[PROMPT]
Write out the whole listing word for word.

>>>

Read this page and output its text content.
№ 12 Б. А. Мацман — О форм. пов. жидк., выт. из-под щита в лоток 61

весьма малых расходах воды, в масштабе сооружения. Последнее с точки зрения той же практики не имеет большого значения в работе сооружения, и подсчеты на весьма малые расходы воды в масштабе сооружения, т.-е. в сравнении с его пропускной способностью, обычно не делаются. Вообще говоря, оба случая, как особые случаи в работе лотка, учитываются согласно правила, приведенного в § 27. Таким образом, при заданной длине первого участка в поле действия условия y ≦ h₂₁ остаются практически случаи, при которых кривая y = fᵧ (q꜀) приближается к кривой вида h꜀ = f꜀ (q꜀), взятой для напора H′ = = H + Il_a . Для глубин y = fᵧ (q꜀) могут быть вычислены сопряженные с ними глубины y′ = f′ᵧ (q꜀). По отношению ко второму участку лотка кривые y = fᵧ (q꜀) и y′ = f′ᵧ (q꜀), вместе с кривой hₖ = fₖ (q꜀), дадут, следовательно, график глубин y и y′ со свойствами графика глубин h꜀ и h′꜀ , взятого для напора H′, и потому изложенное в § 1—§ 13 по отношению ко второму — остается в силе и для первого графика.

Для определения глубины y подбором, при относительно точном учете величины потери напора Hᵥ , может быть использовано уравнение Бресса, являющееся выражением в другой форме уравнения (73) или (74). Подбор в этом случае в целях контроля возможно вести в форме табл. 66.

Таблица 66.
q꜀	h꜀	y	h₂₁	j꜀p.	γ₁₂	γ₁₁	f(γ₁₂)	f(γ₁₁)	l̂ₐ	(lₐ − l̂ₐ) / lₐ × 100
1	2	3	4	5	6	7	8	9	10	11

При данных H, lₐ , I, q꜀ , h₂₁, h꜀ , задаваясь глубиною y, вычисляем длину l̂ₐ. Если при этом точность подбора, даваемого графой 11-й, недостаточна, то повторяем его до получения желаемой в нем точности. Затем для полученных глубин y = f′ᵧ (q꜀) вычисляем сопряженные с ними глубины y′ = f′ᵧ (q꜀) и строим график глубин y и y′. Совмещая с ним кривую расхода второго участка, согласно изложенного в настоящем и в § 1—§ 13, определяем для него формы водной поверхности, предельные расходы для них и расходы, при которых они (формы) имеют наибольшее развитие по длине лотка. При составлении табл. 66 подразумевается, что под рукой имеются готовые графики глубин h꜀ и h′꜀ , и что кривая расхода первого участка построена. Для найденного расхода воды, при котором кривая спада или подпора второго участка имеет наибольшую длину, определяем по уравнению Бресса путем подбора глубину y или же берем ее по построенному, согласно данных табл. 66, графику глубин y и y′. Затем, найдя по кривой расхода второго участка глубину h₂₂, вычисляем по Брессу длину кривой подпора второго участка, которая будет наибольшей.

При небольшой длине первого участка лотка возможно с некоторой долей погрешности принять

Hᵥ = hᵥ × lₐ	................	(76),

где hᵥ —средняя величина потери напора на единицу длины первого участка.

<<<

[RESULT OF THIS TASK]
Read this page and output its text content.
№ 12 Б. А. Мацман — О форм. пов. жидк., выт. из-под щита в лоток 61

весьма малых расходах воды, в масштабе сооружения. Последнее с точки зрения той же практики не имеет большого значения в работе сооружения, и подсчеты на весьма малые расходы воды в масштабе сооружения, т.-е. в сравнении с его пропускной способностью, обычно не делаются. Вообще говоря, оба случая, как особые случаи в работе лотка, учитываются согласно правила, приведенного в § 27. Таким образом, при заданной длине первого участка в поле действия условия y ≦ h₂₁ остаются практически случаи, при которых кривая y = fᵧ (q꜀) приближается к кривой вида h꜀ = f꜀ (q꜀), взятой для напора H′ = = H + Il_a . Для глубин y = fᵧ (q꜀) могут быть вычислены сопряженные с ними глубины y′ = f′ᵧ (q꜀). По отношению ко второму участку лотка кривые y = fᵧ (q꜀) и y′ = f′ᵧ (q꜀), вместе с кривой hₖ = fₖ (q꜀), дадут, следовательно, график глубин y и y′ со свойствами графика глубин h꜀ и h′꜀ , взятого для напора H′, и потому изложенное в § 1—§ 13 по отношению ко второму — остается в силе и для первого графика.

Для определения глубины y подбором, при относительно точном учете величины потери напора Hᵥ , может быть использовано уравнение Бресса, являющееся выражением в другой форме уравнения (73) или (74). Подбор в этом случае в целях контроля возможно вести в форме табл. 66.

Таблица 66.
q꜀	h꜀	y	h₂₁	j꜀p.	γ₁₂	γ₁₁	f(γ₁₂)	f(γ₁₁)	l̂ₐ	(lₐ − l̂ₐ) / lₐ × 100
1	2	3	4	5	6	7	8	9	10	11

При данных H, lₐ , I, q꜀ , h₂₁, h꜀ , задаваясь глубиною y, вычисляем длину l̂ₐ. Если при этом точность подбора, даваемого графой 11-й, недостаточна, то повторяем его до получения желаемой в нем точности. Затем для полученных глубин y = f′ᵧ (q꜀) вычисляем сопряженные с ними глубины y′ = f′ᵧ (q꜀) и строим график глубин y и y′. Совмещая с ним кривую расхода второго участка, согласно изложенного в настоящем и в § 1—§ 13, определяем для него формы водной поверхности, предельные расходы для них и расходы, при которых они (формы) имеют наибольшее развитие по длине лотка. При составлении табл. 66 подразумевается, что под рукой имеются готовые графики глубин h꜀ и h′꜀ , и что кривая расхода первого участка построена. Для найденного расхода воды, при котором кривая спада или подпора второго участка имеет наибольшую длину, определяем по уравнению Бресса путем подбора глубину y или же берем ее по построенному, согласно данных табл. 66, графику глубин y и y′. Затем, найдя по кривой расхода второго участка глубину h₂₂, вычисляем по Брессу длину кривой подпора второго участка, которая будет наибольшей.

При небольшой длине первого участка лотка возможно с некоторой долей погрешности принять

Hᵥ = hᵥ × lₐ	................	(76),

где hᵥ —средняя величина потери напора на единицу длины первого участка.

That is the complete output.